* BEGIN Working data *

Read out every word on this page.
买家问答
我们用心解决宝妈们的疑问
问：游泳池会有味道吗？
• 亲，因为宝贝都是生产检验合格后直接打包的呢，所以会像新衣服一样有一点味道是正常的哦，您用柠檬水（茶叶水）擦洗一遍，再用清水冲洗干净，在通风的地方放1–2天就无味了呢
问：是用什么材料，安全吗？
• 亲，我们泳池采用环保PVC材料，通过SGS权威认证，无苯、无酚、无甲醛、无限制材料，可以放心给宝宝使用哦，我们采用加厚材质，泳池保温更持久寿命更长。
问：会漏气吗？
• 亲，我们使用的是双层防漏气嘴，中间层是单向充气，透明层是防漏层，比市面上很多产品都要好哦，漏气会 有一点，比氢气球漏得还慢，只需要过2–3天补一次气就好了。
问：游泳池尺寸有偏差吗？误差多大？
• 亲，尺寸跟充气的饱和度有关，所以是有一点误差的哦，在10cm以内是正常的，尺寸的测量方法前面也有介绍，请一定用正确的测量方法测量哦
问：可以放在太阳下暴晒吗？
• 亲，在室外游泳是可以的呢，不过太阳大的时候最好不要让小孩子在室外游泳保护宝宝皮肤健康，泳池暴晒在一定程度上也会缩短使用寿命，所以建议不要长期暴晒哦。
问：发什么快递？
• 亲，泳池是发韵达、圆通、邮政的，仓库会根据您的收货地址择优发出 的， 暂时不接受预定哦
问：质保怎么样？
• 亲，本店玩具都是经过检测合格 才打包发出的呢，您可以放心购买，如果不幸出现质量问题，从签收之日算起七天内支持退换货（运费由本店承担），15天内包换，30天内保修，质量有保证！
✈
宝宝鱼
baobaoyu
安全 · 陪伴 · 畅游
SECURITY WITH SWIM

* END Working data *

- [What is being asked]
Please restate the data word for word, every record included.

- [Response to the task]
Read out every word on this page.
买家问答
我们用心解决宝妈们的疑问
问：游泳池会有味道吗？
• 亲，因为宝贝都是生产检验合格后直接打包的呢，所以会像新衣服一样有一点味道是正常的哦，您用柠檬水（茶叶水）擦洗一遍，再用清水冲洗干净，在通风的地方放1–2天就无味了呢
问：是用什么材料，安全吗？
• 亲，我们泳池采用环保PVC材料，通过SGS权威认证，无苯、无酚、无甲醛、无限制材料，可以放心给宝宝使用哦，我们采用加厚材质，泳池保温更持久寿命更长。
问：会漏气吗？
• 亲，我们使用的是双层防漏气嘴，中间层是单向充气，透明层是防漏层，比市面上很多产品都要好哦，漏气会 有一点，比氢气球漏得还慢，只需要过2–3天补一次气就好了。
问：游泳池尺寸有偏差吗？误差多大？
• 亲，尺寸跟充气的饱和度有关，所以是有一点误差的哦，在10cm以内是正常的，尺寸的测量方法前面也有介绍，请一定用正确的测量方法测量哦
问：可以放在太阳下暴晒吗？
• 亲，在室外游泳是可以的呢，不过太阳大的时候最好不要让小孩子在室外游泳保护宝宝皮肤健康，泳池暴晒在一定程度上也会缩短使用寿命，所以建议不要长期暴晒哦。
问：发什么快递？
• 亲，泳池是发韵达、圆通、邮政的，仓库会根据您的收货地址择优发出 的， 暂时不接受预定哦
问：质保怎么样？
• 亲，本店玩具都是经过检测合格 才打包发出的呢，您可以放心购买，如果不幸出现质量问题，从签收之日算起七天内支持退换货（运费由本店承担），15天内包换，30天内保修，质量有保证！
✈
宝宝鱼
baobaoyu
安全 · 陪伴 · 畅游
SECURITY WITH SWIM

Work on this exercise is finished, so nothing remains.